Copy the records that follow exactly as written, but not their pictures.
--- BEGIN DATA SUPPLIED ---
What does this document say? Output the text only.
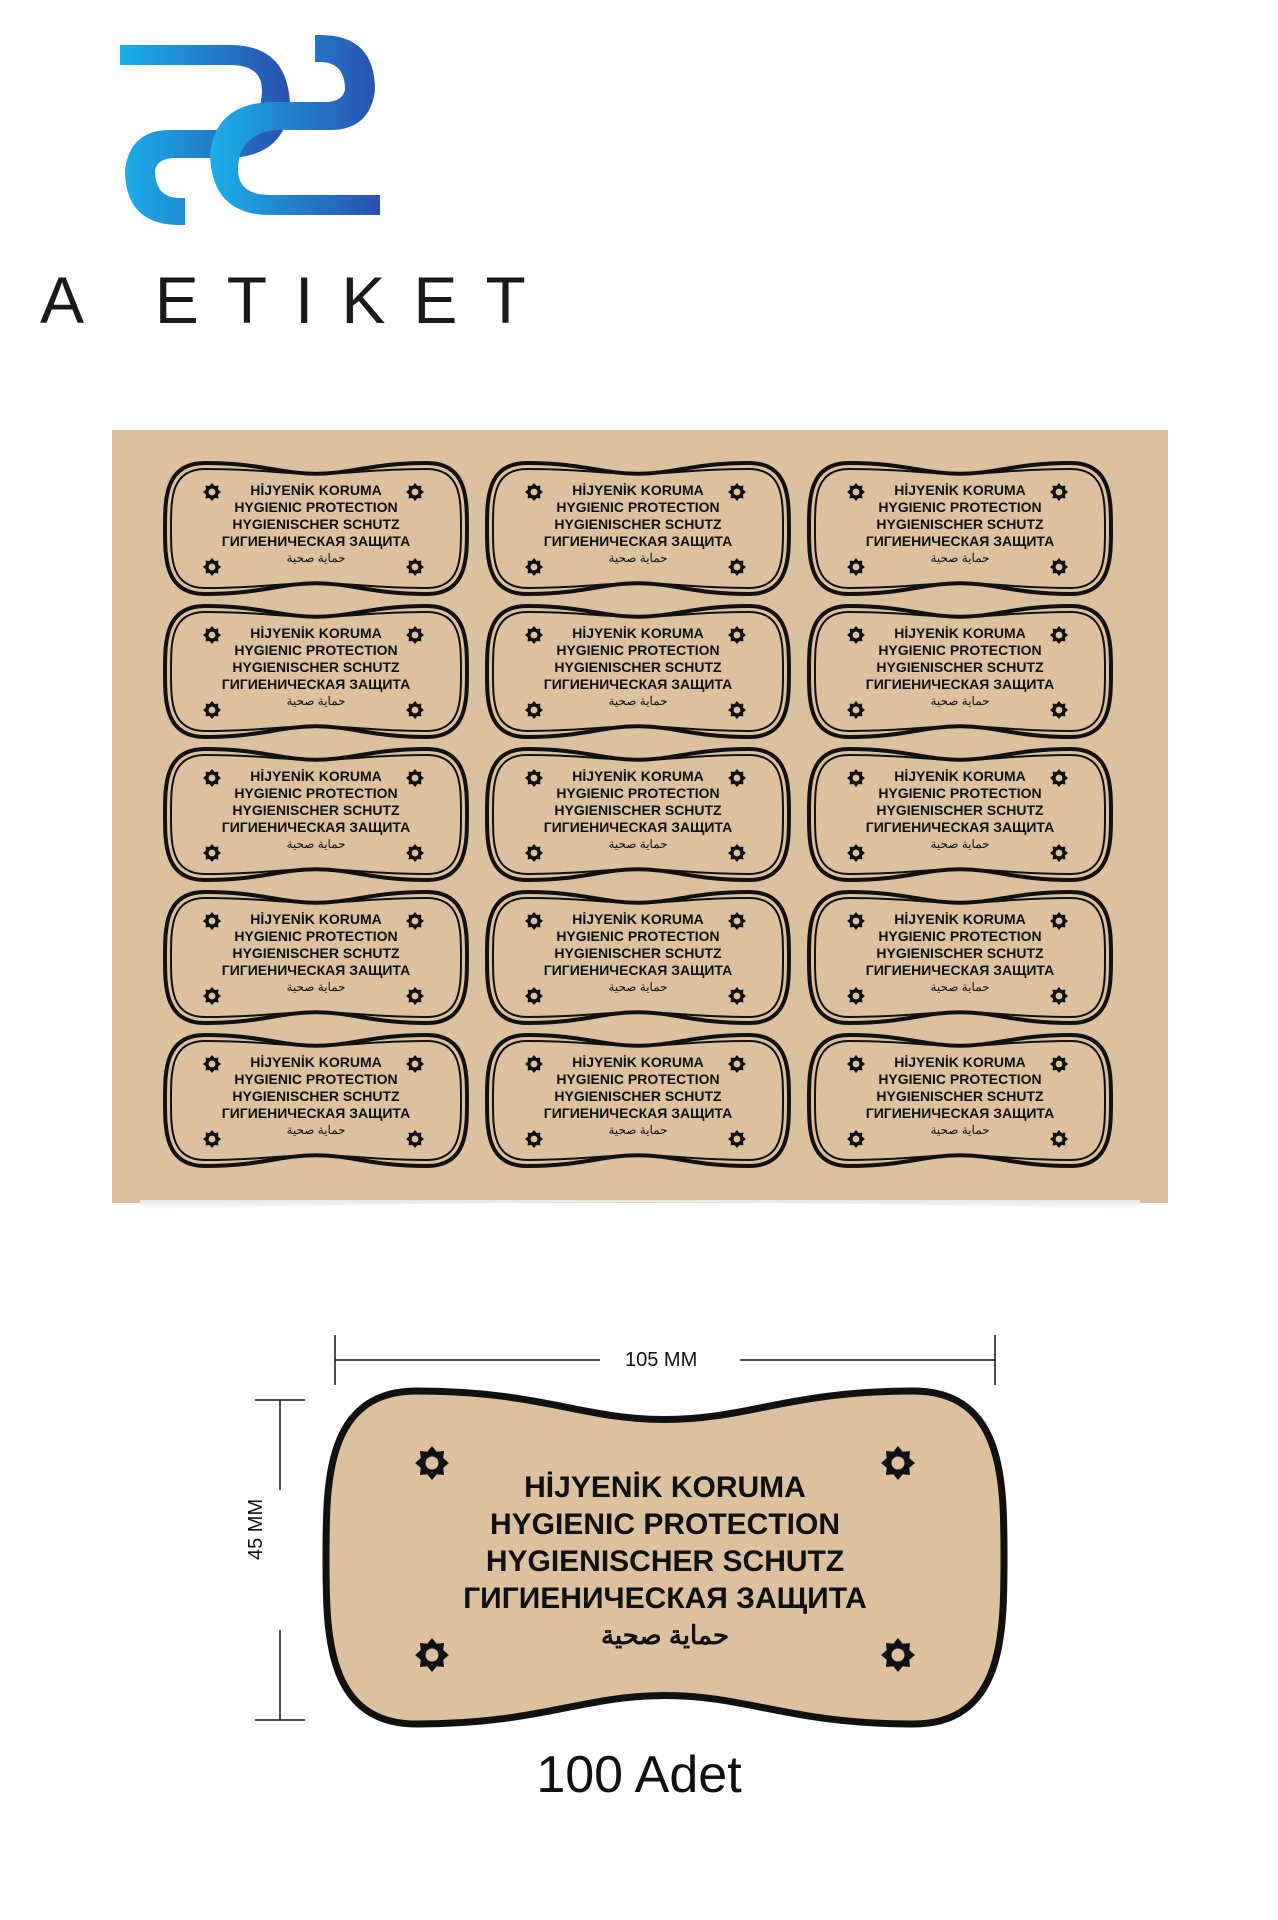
A ETIKET
HİJYENİK KORUMA
HYGIENIC PROTECTION
HYGIENISCHER SCHUTZ
ГИГИЕНИЧЕСКАЯ ЗАЩИТА
حماية صحية
HİJYENİK KORUMA
HYGIENIC PROTECTION
HYGIENISCHER SCHUTZ
ГИГИЕНИЧЕСКАЯ ЗАЩИТА
حماية صحية
HİJYENİK KORUMA
HYGIENIC PROTECTION
HYGIENISCHER SCHUTZ
ГИГИЕНИЧЕСКАЯ ЗАЩИТА
حماية صحية
HİJYENİK KORUMA
HYGIENIC PROTECTION
HYGIENISCHER SCHUTZ
ГИГИЕНИЧЕСКАЯ ЗАЩИТА
حماية صحية
HİJYENİK KORUMA
HYGIENIC PROTECTION
HYGIENISCHER SCHUTZ
ГИГИЕНИЧЕСКАЯ ЗАЩИТА
حماية صحية
HİJYENİK KORUMA
HYGIENIC PROTECTION
HYGIENISCHER SCHUTZ
ГИГИЕНИЧЕСКАЯ ЗАЩИТА
حماية صحية
HİJYENİK KORUMA
HYGIENIC PROTECTION
HYGIENISCHER SCHUTZ
ГИГИЕНИЧЕСКАЯ ЗАЩИТА
حماية صحية
HİJYENİK KORUMA
HYGIENIC PROTECTION
HYGIENISCHER SCHUTZ
ГИГИЕНИЧЕСКАЯ ЗАЩИТА
حماية صحية
HİJYENİK KORUMA
HYGIENIC PROTECTION
HYGIENISCHER SCHUTZ
ГИГИЕНИЧЕСКАЯ ЗАЩИТА
حماية صحية
HİJYENİK KORUMA
HYGIENIC PROTECTION
HYGIENISCHER SCHUTZ
ГИГИЕНИЧЕСКАЯ ЗАЩИТА
حماية صحية
HİJYENİK KORUMA
HYGIENIC PROTECTION
HYGIENISCHER SCHUTZ
ГИГИЕНИЧЕСКАЯ ЗАЩИТА
حماية صحية
HİJYENİK KORUMA
HYGIENIC PROTECTION
HYGIENISCHER SCHUTZ
ГИГИЕНИЧЕСКАЯ ЗАЩИТА
حماية صحية
HİJYENİK KORUMA
HYGIENIC PROTECTION
HYGIENISCHER SCHUTZ
ГИГИЕНИЧЕСКАЯ ЗАЩИТА
حماية صحية
HİJYENİK KORUMA
HYGIENIC PROTECTION
HYGIENISCHER SCHUTZ
ГИГИЕНИЧЕСКАЯ ЗАЩИТА
حماية صحية
HİJYENİK KORUMA
HYGIENIC PROTECTION
HYGIENISCHER SCHUTZ
ГИГИЕНИЧЕСКАЯ ЗАЩИТА
حماية صحية
105 MM
45 MM
HİJYENİK KORUMA
HYGIENIC PROTECTION
HYGIENISCHER SCHUTZ
ГИГИЕНИЧЕСКАЯ ЗАЩИТА
حماية صحية
100 Adet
--- END DATA SUPPLIED ---
### EXERCISE SOLUTION
What does this document say? Output the text only.
A ETIKET
HİJYENİK KORUMA
HYGIENIC PROTECTION
HYGIENISCHER SCHUTZ
ГИГИЕНИЧЕСКАЯ ЗАЩИТА
حماية صحية
HİJYENİK KORUMA
HYGIENIC PROTECTION
HYGIENISCHER SCHUTZ
ГИГИЕНИЧЕСКАЯ ЗАЩИТА
حماية صحية
HİJYENİK KORUMA
HYGIENIC PROTECTION
HYGIENISCHER SCHUTZ
ГИГИЕНИЧЕСКАЯ ЗАЩИТА
حماية صحية
HİJYENİK KORUMA
HYGIENIC PROTECTION
HYGIENISCHER SCHUTZ
ГИГИЕНИЧЕСКАЯ ЗАЩИТА
حماية صحية
HİJYENİK KORUMA
HYGIENIC PROTECTION
HYGIENISCHER SCHUTZ
ГИГИЕНИЧЕСКАЯ ЗАЩИТА
حماية صحية
HİJYENİK KORUMA
HYGIENIC PROTECTION
HYGIENISCHER SCHUTZ
ГИГИЕНИЧЕСКАЯ ЗАЩИТА
حماية صحية
HİJYENİK KORUMA
HYGIENIC PROTECTION
HYGIENISCHER SCHUTZ
ГИГИЕНИЧЕСКАЯ ЗАЩИТА
حماية صحية
HİJYENİK KORUMA
HYGIENIC PROTECTION
HYGIENISCHER SCHUTZ
ГИГИЕНИЧЕСКАЯ ЗАЩИТА
حماية صحية
HİJYENİK KORUMA
HYGIENIC PROTECTION
HYGIENISCHER SCHUTZ
ГИГИЕНИЧЕСКАЯ ЗАЩИТА
حماية صحية
HİJYENİK KORUMA
HYGIENIC PROTECTION
HYGIENISCHER SCHUTZ
ГИГИЕНИЧЕСКАЯ ЗАЩИТА
حماية صحية
HİJYENİK KORUMA
HYGIENIC PROTECTION
HYGIENISCHER SCHUTZ
ГИГИЕНИЧЕСКАЯ ЗАЩИТА
حماية صحية
HİJYENİK KORUMA
HYGIENIC PROTECTION
HYGIENISCHER SCHUTZ
ГИГИЕНИЧЕСКАЯ ЗАЩИТА
حماية صحية
HİJYENİK KORUMA
HYGIENIC PROTECTION
HYGIENISCHER SCHUTZ
ГИГИЕНИЧЕСКАЯ ЗАЩИТА
حماية صحية
HİJYENİK KORUMA
HYGIENIC PROTECTION
HYGIENISCHER SCHUTZ
ГИГИЕНИЧЕСКАЯ ЗАЩИТА
حماية صحية
HİJYENİK KORUMA
HYGIENIC PROTECTION
HYGIENISCHER SCHUTZ
ГИГИЕНИЧЕСКАЯ ЗАЩИТА
حماية صحية
105 MM
45 MM
HİJYENİK KORUMA
HYGIENIC PROTECTION
HYGIENISCHER SCHUTZ
ГИГИЕНИЧЕСКАЯ ЗАЩИТА
حماية صحية
100 Adet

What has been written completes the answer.